Dataset extract
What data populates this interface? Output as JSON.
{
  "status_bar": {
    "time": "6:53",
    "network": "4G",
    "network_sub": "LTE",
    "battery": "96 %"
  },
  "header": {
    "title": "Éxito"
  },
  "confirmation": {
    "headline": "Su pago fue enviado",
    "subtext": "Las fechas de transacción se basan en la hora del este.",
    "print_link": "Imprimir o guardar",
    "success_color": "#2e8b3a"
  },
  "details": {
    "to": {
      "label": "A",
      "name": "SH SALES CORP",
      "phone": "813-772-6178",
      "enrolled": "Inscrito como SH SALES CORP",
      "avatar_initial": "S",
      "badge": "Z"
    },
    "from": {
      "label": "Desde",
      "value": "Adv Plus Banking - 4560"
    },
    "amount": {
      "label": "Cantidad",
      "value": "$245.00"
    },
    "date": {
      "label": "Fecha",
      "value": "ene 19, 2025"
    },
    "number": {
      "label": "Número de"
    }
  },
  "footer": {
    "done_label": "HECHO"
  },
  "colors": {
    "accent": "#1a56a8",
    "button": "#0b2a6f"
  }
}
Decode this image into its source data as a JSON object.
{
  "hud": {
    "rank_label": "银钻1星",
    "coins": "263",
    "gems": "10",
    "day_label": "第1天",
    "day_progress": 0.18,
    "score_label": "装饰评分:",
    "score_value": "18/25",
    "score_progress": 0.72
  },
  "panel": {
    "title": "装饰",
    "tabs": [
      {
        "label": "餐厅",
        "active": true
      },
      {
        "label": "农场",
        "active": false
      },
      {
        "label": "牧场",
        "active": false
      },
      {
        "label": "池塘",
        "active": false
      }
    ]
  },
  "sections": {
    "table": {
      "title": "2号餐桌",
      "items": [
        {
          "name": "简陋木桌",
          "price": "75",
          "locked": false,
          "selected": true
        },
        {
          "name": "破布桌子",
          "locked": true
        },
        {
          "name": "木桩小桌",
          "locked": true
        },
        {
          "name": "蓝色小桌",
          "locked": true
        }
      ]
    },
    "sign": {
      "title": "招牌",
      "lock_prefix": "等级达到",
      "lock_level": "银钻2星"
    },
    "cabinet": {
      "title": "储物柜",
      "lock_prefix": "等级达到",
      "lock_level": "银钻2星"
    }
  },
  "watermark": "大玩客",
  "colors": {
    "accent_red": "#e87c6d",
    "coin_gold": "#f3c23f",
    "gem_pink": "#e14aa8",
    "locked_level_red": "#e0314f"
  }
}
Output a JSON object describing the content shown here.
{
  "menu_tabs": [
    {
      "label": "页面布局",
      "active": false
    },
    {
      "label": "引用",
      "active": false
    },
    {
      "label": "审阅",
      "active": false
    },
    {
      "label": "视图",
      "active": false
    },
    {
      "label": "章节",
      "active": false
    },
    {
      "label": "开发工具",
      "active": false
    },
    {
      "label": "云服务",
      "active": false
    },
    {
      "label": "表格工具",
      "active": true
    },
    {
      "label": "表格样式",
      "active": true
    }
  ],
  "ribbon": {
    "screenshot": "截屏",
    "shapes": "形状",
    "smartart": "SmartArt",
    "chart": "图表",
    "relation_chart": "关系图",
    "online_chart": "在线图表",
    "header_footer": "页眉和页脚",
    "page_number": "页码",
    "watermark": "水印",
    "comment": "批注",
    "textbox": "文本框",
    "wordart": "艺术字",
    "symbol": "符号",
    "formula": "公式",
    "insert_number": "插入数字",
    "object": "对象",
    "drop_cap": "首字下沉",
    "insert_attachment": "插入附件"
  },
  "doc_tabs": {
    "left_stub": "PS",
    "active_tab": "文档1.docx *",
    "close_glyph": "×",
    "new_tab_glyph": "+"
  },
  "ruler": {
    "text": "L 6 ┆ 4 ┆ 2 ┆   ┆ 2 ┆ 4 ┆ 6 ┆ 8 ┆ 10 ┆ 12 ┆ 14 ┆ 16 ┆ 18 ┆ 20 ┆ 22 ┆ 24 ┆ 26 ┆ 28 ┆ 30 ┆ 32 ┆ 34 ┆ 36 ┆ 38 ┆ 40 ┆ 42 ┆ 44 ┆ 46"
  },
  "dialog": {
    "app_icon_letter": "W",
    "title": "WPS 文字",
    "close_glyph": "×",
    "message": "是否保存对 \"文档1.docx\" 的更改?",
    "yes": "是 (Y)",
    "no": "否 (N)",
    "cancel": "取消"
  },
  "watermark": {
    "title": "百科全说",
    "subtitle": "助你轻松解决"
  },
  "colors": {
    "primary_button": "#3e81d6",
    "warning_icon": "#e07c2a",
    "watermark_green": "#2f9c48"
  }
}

Exercise description
Exactly as written, please output every entry.

Exercise result
What data populates this interface? Output as JSON.
{
  "status_bar": {
    "time": "6:53",
    "network": "4G",
    "network_sub": "LTE",
    "battery": "96 %"
  },
  "header": {
    "title": "Éxito"
  },
  "confirmation": {
    "headline": "Su pago fue enviado",
    "subtext": "Las fechas de transacción se basan en la hora del este.",
    "print_link": "Imprimir o guardar",
    "success_color": "#2e8b3a"
  },
  "details": {
    "to": {
      "label": "A",
      "name": "SH SALES CORP",
      "phone": "813-772-6178",
      "enrolled": "Inscrito como SH SALES CORP",
      "avatar_initial": "S",
      "badge": "Z"
    },
    "from": {
      "label": "Desde",
      "value": "Adv Plus Banking - 4560"
    },
    "amount": {
      "label": "Cantidad",
      "value": "$245.00"
    },
    "date": {
      "label": "Fecha",
      "value": "ene 19, 2025"
    },
    "number": {
      "label": "Número de"
    }
  },
  "footer": {
    "done_label": "HECHO"
  },
  "colors": {
    "accent": "#1a56a8",
    "button": "#0b2a6f"
  }
}
Decode this image into its source data as a JSON object.
{
  "hud": {
    "rank_label": "银钻1星",
    "coins": "263",
    "gems": "10",
    "day_label": "第1天",
    "day_progress": 0.18,
    "score_label": "装饰评分:",
    "score_value": "18/25",
    "score_progress": 0.72
  },
  "panel": {
    "title": "装饰",
    "tabs": [
      {
        "label": "餐厅",
        "active": true
      },
      {
        "label": "农场",
        "active": false
      },
      {
        "label": "牧场",
        "active": false
      },
      {
        "label": "池塘",
        "active": false
      }
    ]
  },
  "sections": {
    "table": {
      "title": "2号餐桌",
      "items": [
        {
          "name": "简陋木桌",
          "price": "75",
          "locked": false,
          "selected": true
        },
        {
          "name": "破布桌子",
          "locked": true
        },
        {
          "name": "木桩小桌",
          "locked": true
        },
        {
          "name": "蓝色小桌",
          "locked": true
        }
      ]
    },
    "sign": {
      "title": "招牌",
      "lock_prefix": "等级达到",
      "lock_level": "银钻2星"
    },
    "cabinet": {
      "title": "储物柜",
      "lock_prefix": "等级达到",
      "lock_level": "银钻2星"
    }
  },
  "watermark": "大玩客",
  "colors": {
    "accent_red": "#e87c6d",
    "coin_gold": "#f3c23f",
    "gem_pink": "#e14aa8",
    "locked_level_red": "#e0314f"
  }
}
Output a JSON object describing the content shown here.
{
  "menu_tabs": [
    {
      "label": "页面布局",
      "active": false
    },
    {
      "label": "引用",
      "active": false
    },
    {
      "label": "审阅",
      "active": false
    },
    {
      "label": "视图",
      "active": false
    },
    {
      "label": "章节",
      "active": false
    },
    {
      "label": "开发工具",
      "active": false
    },
    {
      "label": "云服务",
      "active": false
    },
    {
      "label": "表格工具",
      "active": true
    },
    {
      "label": "表格样式",
      "active": true
    }
  ],
  "ribbon": {
    "screenshot": "截屏",
    "shapes": "形状",
    "smartart": "SmartArt",
    "chart": "图表",
    "relation_chart": "关系图",
    "online_chart": "在线图表",
    "header_footer": "页眉和页脚",
    "page_number": "页码",
    "watermark": "水印",
    "comment": "批注",
    "textbox": "文本框",
    "wordart": "艺术字",
    "symbol": "符号",
    "formula": "公式",
    "insert_number": "插入数字",
    "object": "对象",
    "drop_cap": "首字下沉",
    "insert_attachment": "插入附件"
  },
  "doc_tabs": {
    "left_stub": "PS",
    "active_tab": "文档1.docx *",
    "close_glyph": "×",
    "new_tab_glyph": "+"
  },
  "ruler": {
    "text": "L 6 ┆ 4 ┆ 2 ┆   ┆ 2 ┆ 4 ┆ 6 ┆ 8 ┆ 10 ┆ 12 ┆ 14 ┆ 16 ┆ 18 ┆ 20 ┆ 22 ┆ 24 ┆ 26 ┆ 28 ┆ 30 ┆ 32 ┆ 34 ┆ 36 ┆ 38 ┆ 40 ┆ 42 ┆ 44 ┆ 46"
  },
  "dialog": {
    "app_icon_letter": "W",
    "title": "WPS 文字",
    "close_glyph": "×",
    "message": "是否保存对 \"文档1.docx\" 的更改?",
    "yes": "是 (Y)",
    "no": "否 (N)",
    "cancel": "取消"
  },
  "watermark": {
    "title": "百科全说",
    "subtitle": "助你轻松解决"
  },
  "colors": {
    "primary_button": "#3e81d6",
    "warning_icon": "#e07c2a",
    "watermark_green": "#2f9c48"
  }
}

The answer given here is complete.